- [Entries from a dataset]:
+===+

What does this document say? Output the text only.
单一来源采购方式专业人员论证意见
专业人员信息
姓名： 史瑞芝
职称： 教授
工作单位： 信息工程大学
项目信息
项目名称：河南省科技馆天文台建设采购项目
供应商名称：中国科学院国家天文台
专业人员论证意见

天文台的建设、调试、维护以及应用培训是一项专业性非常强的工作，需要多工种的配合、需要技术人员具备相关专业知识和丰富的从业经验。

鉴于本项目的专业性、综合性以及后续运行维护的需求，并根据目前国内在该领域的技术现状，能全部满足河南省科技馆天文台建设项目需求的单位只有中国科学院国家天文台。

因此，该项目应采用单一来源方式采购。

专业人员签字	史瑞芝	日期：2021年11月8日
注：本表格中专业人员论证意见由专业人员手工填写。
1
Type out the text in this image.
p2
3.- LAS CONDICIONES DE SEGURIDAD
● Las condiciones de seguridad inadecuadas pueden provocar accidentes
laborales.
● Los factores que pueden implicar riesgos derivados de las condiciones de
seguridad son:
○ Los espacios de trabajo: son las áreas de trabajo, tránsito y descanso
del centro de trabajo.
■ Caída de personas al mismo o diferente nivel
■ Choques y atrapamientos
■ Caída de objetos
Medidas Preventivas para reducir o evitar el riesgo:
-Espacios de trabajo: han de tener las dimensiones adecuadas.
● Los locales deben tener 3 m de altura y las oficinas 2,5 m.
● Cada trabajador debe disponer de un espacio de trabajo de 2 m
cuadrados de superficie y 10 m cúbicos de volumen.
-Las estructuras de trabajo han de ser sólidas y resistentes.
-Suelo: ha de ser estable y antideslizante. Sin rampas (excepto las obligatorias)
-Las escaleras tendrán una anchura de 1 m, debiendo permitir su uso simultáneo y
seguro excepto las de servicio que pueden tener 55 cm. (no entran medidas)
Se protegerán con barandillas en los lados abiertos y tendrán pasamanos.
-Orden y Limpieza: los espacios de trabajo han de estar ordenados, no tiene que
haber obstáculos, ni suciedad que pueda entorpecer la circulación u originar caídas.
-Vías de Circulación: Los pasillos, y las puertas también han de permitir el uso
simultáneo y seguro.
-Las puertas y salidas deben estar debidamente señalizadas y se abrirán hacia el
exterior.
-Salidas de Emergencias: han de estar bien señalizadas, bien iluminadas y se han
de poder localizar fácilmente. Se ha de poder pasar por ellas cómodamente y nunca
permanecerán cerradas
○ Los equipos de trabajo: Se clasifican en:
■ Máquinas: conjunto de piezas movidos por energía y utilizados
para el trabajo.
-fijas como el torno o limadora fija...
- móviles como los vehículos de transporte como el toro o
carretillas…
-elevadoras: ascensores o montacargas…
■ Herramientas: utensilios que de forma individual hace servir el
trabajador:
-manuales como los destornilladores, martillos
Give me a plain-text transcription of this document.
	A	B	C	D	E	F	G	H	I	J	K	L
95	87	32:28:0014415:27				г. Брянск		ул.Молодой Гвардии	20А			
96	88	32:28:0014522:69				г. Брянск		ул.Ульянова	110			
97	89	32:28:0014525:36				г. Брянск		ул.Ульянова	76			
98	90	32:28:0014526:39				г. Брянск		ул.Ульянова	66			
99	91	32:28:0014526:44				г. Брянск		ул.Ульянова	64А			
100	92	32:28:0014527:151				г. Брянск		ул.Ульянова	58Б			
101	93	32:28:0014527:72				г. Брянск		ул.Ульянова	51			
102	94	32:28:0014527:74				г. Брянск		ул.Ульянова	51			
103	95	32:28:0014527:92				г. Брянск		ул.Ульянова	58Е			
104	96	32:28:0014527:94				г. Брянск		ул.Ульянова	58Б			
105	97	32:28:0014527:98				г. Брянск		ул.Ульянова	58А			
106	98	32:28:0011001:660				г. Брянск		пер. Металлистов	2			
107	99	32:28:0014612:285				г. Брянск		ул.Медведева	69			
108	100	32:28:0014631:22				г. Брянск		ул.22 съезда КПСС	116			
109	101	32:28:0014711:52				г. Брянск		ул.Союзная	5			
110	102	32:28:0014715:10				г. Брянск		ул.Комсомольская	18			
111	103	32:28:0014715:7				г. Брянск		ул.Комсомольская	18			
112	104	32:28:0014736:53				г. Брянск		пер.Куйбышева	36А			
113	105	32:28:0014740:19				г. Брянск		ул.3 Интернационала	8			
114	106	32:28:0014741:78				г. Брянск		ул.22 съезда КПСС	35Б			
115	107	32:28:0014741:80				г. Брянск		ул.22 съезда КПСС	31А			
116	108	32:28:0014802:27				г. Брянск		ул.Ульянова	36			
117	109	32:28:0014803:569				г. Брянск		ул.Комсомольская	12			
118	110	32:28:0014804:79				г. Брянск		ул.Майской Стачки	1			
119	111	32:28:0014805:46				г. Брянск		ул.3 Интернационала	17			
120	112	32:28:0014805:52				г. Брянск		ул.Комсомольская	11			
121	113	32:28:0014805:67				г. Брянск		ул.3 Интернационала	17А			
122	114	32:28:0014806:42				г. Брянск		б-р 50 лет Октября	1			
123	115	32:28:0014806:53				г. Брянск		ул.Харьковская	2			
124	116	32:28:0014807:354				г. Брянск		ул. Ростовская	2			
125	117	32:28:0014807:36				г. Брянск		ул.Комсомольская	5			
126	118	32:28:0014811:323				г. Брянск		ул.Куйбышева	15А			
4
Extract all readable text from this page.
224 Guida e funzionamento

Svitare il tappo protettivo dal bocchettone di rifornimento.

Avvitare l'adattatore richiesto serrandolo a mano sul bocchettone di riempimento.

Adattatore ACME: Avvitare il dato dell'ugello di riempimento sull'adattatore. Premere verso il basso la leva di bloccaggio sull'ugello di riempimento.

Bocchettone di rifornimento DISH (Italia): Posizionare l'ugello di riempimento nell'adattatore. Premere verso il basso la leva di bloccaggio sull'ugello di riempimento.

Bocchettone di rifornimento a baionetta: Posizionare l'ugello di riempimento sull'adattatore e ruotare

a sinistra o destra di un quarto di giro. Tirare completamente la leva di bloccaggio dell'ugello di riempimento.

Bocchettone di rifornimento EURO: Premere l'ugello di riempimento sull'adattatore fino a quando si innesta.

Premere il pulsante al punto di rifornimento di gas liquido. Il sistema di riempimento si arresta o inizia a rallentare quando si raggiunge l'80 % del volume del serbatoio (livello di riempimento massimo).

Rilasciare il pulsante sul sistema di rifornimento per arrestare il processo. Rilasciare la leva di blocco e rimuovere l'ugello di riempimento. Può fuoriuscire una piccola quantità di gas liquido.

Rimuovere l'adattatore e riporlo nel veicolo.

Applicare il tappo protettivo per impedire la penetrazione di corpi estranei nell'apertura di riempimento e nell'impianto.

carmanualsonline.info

+===+

Repeat every line of the data, exactly and in full.

What does this document say? Output the text only.
单一来源采购方式专业人员论证意见
专业人员信息
姓名： 史瑞芝
职称： 教授
工作单位： 信息工程大学
项目信息
项目名称：河南省科技馆天文台建设采购项目
供应商名称：中国科学院国家天文台
专业人员论证意见

天文台的建设、调试、维护以及应用培训是一项专业性非常强的工作，需要多工种的配合、需要技术人员具备相关专业知识和丰富的从业经验。

鉴于本项目的专业性、综合性以及后续运行维护的需求，并根据目前国内在该领域的技术现状，能全部满足河南省科技馆天文台建设项目需求的单位只有中国科学院国家天文台。

因此，该项目应采用单一来源方式采购。

专业人员签字	史瑞芝	日期：2021年11月8日
注：本表格中专业人员论证意见由专业人员手工填写。
1
Type out the text in this image.
p2
3.- LAS CONDICIONES DE SEGURIDAD
● Las condiciones de seguridad inadecuadas pueden provocar accidentes
laborales.
● Los factores que pueden implicar riesgos derivados de las condiciones de
seguridad son:
○ Los espacios de trabajo: son las áreas de trabajo, tránsito y descanso
del centro de trabajo.
■ Caída de personas al mismo o diferente nivel
■ Choques y atrapamientos
■ Caída de objetos
Medidas Preventivas para reducir o evitar el riesgo:
-Espacios de trabajo: han de tener las dimensiones adecuadas.
● Los locales deben tener 3 m de altura y las oficinas 2,5 m.
● Cada trabajador debe disponer de un espacio de trabajo de 2 m
cuadrados de superficie y 10 m cúbicos de volumen.
-Las estructuras de trabajo han de ser sólidas y resistentes.
-Suelo: ha de ser estable y antideslizante. Sin rampas (excepto las obligatorias)
-Las escaleras tendrán una anchura de 1 m, debiendo permitir su uso simultáneo y
seguro excepto las de servicio que pueden tener 55 cm. (no entran medidas)
Se protegerán con barandillas en los lados abiertos y tendrán pasamanos.
-Orden y Limpieza: los espacios de trabajo han de estar ordenados, no tiene que
haber obstáculos, ni suciedad que pueda entorpecer la circulación u originar caídas.
-Vías de Circulación: Los pasillos, y las puertas también han de permitir el uso
simultáneo y seguro.
-Las puertas y salidas deben estar debidamente señalizadas y se abrirán hacia el
exterior.
-Salidas de Emergencias: han de estar bien señalizadas, bien iluminadas y se han
de poder localizar fácilmente. Se ha de poder pasar por ellas cómodamente y nunca
permanecerán cerradas
○ Los equipos de trabajo: Se clasifican en:
■ Máquinas: conjunto de piezas movidos por energía y utilizados
para el trabajo.
-fijas como el torno o limadora fija...
- móviles como los vehículos de transporte como el toro o
carretillas…
-elevadoras: ascensores o montacargas…
■ Herramientas: utensilios que de forma individual hace servir el
trabajador:
-manuales como los destornilladores, martillos
Give me a plain-text transcription of this document.
	A	B	C	D	E	F	G	H	I	J	K	L
95	87	32:28:0014415:27				г. Брянск		ул.Молодой Гвардии	20А			
96	88	32:28:0014522:69				г. Брянск		ул.Ульянова	110			
97	89	32:28:0014525:36				г. Брянск		ул.Ульянова	76			
98	90	32:28:0014526:39				г. Брянск		ул.Ульянова	66			
99	91	32:28:0014526:44				г. Брянск		ул.Ульянова	64А			
100	92	32:28:0014527:151				г. Брянск		ул.Ульянова	58Б			
101	93	32:28:0014527:72				г. Брянск		ул.Ульянова	51			
102	94	32:28:0014527:74				г. Брянск		ул.Ульянова	51			
103	95	32:28:0014527:92				г. Брянск		ул.Ульянова	58Е			
104	96	32:28:0014527:94				г. Брянск		ул.Ульянова	58Б			
105	97	32:28:0014527:98				г. Брянск		ул.Ульянова	58А			
106	98	32:28:0011001:660				г. Брянск		пер. Металлистов	2			
107	99	32:28:0014612:285				г. Брянск		ул.Медведева	69			
108	100	32:28:0014631:22				г. Брянск		ул.22 съезда КПСС	116			
109	101	32:28:0014711:52				г. Брянск		ул.Союзная	5			
110	102	32:28:0014715:10				г. Брянск		ул.Комсомольская	18			
111	103	32:28:0014715:7				г. Брянск		ул.Комсомольская	18			
112	104	32:28:0014736:53				г. Брянск		пер.Куйбышева	36А			
113	105	32:28:0014740:19				г. Брянск		ул.3 Интернационала	8			
114	106	32:28:0014741:78				г. Брянск		ул.22 съезда КПСС	35Б			
115	107	32:28:0014741:80				г. Брянск		ул.22 съезда КПСС	31А			
116	108	32:28:0014802:27				г. Брянск		ул.Ульянова	36			
117	109	32:28:0014803:569				г. Брянск		ул.Комсомольская	12			
118	110	32:28:0014804:79				г. Брянск		ул.Майской Стачки	1			
119	111	32:28:0014805:46				г. Брянск		ул.3 Интернационала	17			
120	112	32:28:0014805:52				г. Брянск		ул.Комсомольская	11			
121	113	32:28:0014805:67				г. Брянск		ул.3 Интернационала	17А			
122	114	32:28:0014806:42				г. Брянск		б-р 50 лет Октября	1			
123	115	32:28:0014806:53				г. Брянск		ул.Харьковская	2			
124	116	32:28:0014807:354				г. Брянск		ул. Ростовская	2			
125	117	32:28:0014807:36				г. Брянск		ул.Комсомольская	5			
126	118	32:28:0014811:323				г. Брянск		ул.Куйбышева	15А			
4
Extract all readable text from this page.
224 Guida e funzionamento

Svitare il tappo protettivo dal bocchettone di rifornimento.

Avvitare l'adattatore richiesto serrandolo a mano sul bocchettone di riempimento.

Adattatore ACME: Avvitare il dato dell'ugello di riempimento sull'adattatore. Premere verso il basso la leva di bloccaggio sull'ugello di riempimento.

Bocchettone di rifornimento DISH (Italia): Posizionare l'ugello di riempimento nell'adattatore. Premere verso il basso la leva di bloccaggio sull'ugello di riempimento.

Bocchettone di rifornimento a baionetta: Posizionare l'ugello di riempimento sull'adattatore e ruotare

a sinistra o destra di un quarto di giro. Tirare completamente la leva di bloccaggio dell'ugello di riempimento.

Bocchettone di rifornimento EURO: Premere l'ugello di riempimento sull'adattatore fino a quando si innesta.

Premere il pulsante al punto di rifornimento di gas liquido. Il sistema di riempimento si arresta o inizia a rallentare quando si raggiunge l'80 % del volume del serbatoio (livello di riempimento massimo).

Rilasciare il pulsante sul sistema di rifornimento per arrestare il processo. Rilasciare la leva di blocco e rimuovere l'ugello di riempimento. Può fuoriuscire una piccola quantità di gas liquido.

Rimuovere l'adattatore e riporlo nel veicolo.

Applicare il tappo protettivo per impedire la penetrazione di corpi estranei nell'apertura di riempimento e nell'impianto.

carmanualsonline.info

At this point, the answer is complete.